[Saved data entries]

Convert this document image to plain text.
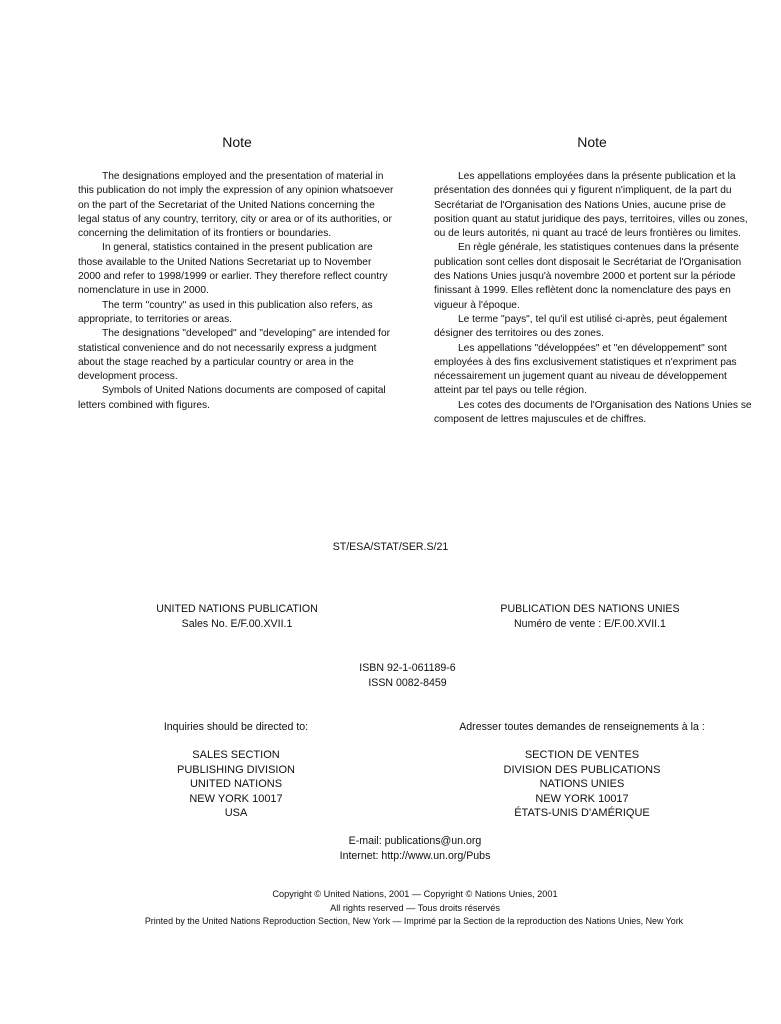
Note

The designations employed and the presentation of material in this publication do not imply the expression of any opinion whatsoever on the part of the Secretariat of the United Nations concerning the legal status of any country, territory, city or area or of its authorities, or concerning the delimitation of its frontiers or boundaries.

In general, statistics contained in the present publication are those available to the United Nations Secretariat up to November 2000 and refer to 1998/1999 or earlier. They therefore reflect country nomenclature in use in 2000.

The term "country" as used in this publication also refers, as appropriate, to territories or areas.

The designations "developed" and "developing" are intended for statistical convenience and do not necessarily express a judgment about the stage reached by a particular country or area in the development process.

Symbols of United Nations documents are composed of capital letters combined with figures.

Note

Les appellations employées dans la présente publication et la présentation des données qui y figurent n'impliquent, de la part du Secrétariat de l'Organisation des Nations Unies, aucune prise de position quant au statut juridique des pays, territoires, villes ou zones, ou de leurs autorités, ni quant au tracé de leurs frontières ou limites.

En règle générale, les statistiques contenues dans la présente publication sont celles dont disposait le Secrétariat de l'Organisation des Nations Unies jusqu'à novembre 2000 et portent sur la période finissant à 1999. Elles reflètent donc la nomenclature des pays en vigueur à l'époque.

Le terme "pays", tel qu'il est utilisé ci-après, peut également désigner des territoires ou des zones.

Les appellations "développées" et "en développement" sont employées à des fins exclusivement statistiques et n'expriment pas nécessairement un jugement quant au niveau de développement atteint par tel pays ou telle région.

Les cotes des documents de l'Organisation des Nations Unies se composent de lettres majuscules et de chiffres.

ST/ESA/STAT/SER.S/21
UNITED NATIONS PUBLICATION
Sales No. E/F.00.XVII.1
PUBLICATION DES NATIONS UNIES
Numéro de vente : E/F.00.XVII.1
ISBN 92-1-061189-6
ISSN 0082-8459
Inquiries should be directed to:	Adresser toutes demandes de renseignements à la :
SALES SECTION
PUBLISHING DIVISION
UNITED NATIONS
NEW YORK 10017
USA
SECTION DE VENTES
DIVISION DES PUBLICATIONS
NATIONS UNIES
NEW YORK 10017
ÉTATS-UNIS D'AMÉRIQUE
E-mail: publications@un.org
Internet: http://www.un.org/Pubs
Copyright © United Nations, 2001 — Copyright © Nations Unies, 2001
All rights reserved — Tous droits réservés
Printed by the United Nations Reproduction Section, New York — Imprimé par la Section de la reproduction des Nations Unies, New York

WHAT YOU NEED TO DO: Exclude the pictures and repeat every other part of the records word for word.

REPLY TO THE TASK:
Convert this document image to plain text.
Note

The designations employed and the presentation of material in this publication do not imply the expression of any opinion whatsoever on the part of the Secretariat of the United Nations concerning the legal status of any country, territory, city or area or of its authorities, or concerning the delimitation of its frontiers or boundaries.

In general, statistics contained in the present publication are those available to the United Nations Secretariat up to November 2000 and refer to 1998/1999 or earlier. They therefore reflect country nomenclature in use in 2000.

The term "country" as used in this publication also refers, as appropriate, to territories or areas.

The designations "developed" and "developing" are intended for statistical convenience and do not necessarily express a judgment about the stage reached by a particular country or area in the development process.

Symbols of United Nations documents are composed of capital letters combined with figures.

Note

Les appellations employées dans la présente publication et la présentation des données qui y figurent n'impliquent, de la part du Secrétariat de l'Organisation des Nations Unies, aucune prise de position quant au statut juridique des pays, territoires, villes ou zones, ou de leurs autorités, ni quant au tracé de leurs frontières ou limites.

En règle générale, les statistiques contenues dans la présente publication sont celles dont disposait le Secrétariat de l'Organisation des Nations Unies jusqu'à novembre 2000 et portent sur la période finissant à 1999. Elles reflètent donc la nomenclature des pays en vigueur à l'époque.

Le terme "pays", tel qu'il est utilisé ci-après, peut également désigner des territoires ou des zones.

Les appellations "développées" et "en développement" sont employées à des fins exclusivement statistiques et n'expriment pas nécessairement un jugement quant au niveau de développement atteint par tel pays ou telle région.

Les cotes des documents de l'Organisation des Nations Unies se composent de lettres majuscules et de chiffres.

ST/ESA/STAT/SER.S/21
UNITED NATIONS PUBLICATION
Sales No. E/F.00.XVII.1
PUBLICATION DES NATIONS UNIES
Numéro de vente : E/F.00.XVII.1
ISBN 92-1-061189-6
ISSN 0082-8459
Inquiries should be directed to:	Adresser toutes demandes de renseignements à la :
SALES SECTION
PUBLISHING DIVISION
UNITED NATIONS
NEW YORK 10017
USA
SECTION DE VENTES
DIVISION DES PUBLICATIONS
NATIONS UNIES
NEW YORK 10017
ÉTATS-UNIS D'AMÉRIQUE
E-mail: publications@un.org
Internet: http://www.un.org/Pubs
Copyright © United Nations, 2001 — Copyright © Nations Unies, 2001
All rights reserved — Tous droits réservés
Printed by the United Nations Reproduction Section, New York — Imprimé par la Section de la reproduction des Nations Unies, New York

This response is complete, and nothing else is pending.